▸ The task
In the listing below, locate the lines bearing the word "Roma". Copy every one of them.

begin

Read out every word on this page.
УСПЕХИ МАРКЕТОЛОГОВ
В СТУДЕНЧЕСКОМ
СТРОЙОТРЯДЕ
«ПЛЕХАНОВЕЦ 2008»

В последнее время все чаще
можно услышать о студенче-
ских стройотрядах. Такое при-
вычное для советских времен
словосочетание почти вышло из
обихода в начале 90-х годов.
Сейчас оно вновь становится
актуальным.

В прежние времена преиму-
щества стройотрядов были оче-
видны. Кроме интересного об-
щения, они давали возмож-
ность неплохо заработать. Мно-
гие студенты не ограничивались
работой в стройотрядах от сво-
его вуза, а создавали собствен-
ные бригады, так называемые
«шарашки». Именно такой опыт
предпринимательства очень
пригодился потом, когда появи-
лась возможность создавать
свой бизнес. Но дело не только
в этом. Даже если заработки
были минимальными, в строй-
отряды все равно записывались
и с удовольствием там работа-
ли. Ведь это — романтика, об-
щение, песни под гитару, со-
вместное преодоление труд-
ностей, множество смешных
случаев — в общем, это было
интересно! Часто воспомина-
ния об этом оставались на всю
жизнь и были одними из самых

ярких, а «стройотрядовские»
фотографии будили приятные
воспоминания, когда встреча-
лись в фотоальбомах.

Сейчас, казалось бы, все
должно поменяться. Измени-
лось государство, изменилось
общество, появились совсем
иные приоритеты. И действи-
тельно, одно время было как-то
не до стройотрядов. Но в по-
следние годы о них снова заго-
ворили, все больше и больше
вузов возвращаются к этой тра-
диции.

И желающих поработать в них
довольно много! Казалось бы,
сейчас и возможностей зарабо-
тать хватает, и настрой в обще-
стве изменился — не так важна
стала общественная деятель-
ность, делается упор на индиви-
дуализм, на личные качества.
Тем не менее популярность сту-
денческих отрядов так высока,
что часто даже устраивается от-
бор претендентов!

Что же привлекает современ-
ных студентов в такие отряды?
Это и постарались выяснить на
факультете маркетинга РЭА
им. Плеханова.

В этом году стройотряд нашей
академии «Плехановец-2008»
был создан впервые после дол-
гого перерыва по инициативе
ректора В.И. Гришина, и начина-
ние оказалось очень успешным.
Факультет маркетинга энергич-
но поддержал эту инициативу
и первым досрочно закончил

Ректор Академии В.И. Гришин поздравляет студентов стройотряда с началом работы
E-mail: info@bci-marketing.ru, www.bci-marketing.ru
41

end
begin

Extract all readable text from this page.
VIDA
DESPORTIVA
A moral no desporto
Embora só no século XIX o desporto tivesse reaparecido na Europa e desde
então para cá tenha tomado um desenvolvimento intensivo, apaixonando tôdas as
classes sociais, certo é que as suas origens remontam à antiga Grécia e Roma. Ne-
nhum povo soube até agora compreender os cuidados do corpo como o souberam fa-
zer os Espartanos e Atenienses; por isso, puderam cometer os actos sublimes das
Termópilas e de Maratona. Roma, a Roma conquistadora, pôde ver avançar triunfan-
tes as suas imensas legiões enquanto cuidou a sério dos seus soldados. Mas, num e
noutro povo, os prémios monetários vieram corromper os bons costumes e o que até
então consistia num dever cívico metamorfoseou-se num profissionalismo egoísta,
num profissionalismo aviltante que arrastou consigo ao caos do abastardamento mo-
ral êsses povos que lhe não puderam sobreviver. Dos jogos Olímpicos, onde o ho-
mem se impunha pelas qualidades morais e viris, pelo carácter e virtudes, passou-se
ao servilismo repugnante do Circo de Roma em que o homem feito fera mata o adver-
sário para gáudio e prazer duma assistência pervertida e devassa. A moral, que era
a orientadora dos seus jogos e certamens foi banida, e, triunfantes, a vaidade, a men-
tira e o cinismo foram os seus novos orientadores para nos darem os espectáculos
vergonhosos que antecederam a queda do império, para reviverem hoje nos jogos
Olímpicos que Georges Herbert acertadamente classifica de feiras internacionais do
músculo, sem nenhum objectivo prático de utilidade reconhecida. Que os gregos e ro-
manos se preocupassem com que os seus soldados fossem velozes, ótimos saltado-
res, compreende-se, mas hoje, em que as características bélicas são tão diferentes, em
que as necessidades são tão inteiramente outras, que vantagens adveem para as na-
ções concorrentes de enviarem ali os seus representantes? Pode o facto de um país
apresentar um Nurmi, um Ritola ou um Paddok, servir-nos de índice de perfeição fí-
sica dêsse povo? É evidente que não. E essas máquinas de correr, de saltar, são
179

end

▸ Full answer
classes sociais, certo é que as suas origens remontam à antiga Grécia e Roma. Ne-
Termópilas e de Maratona. Roma, a Roma conquistadora, pôde ver avançar triunfan-
ao servilismo repugnante do Circo de Roma em que o homem feito fera mata o adver-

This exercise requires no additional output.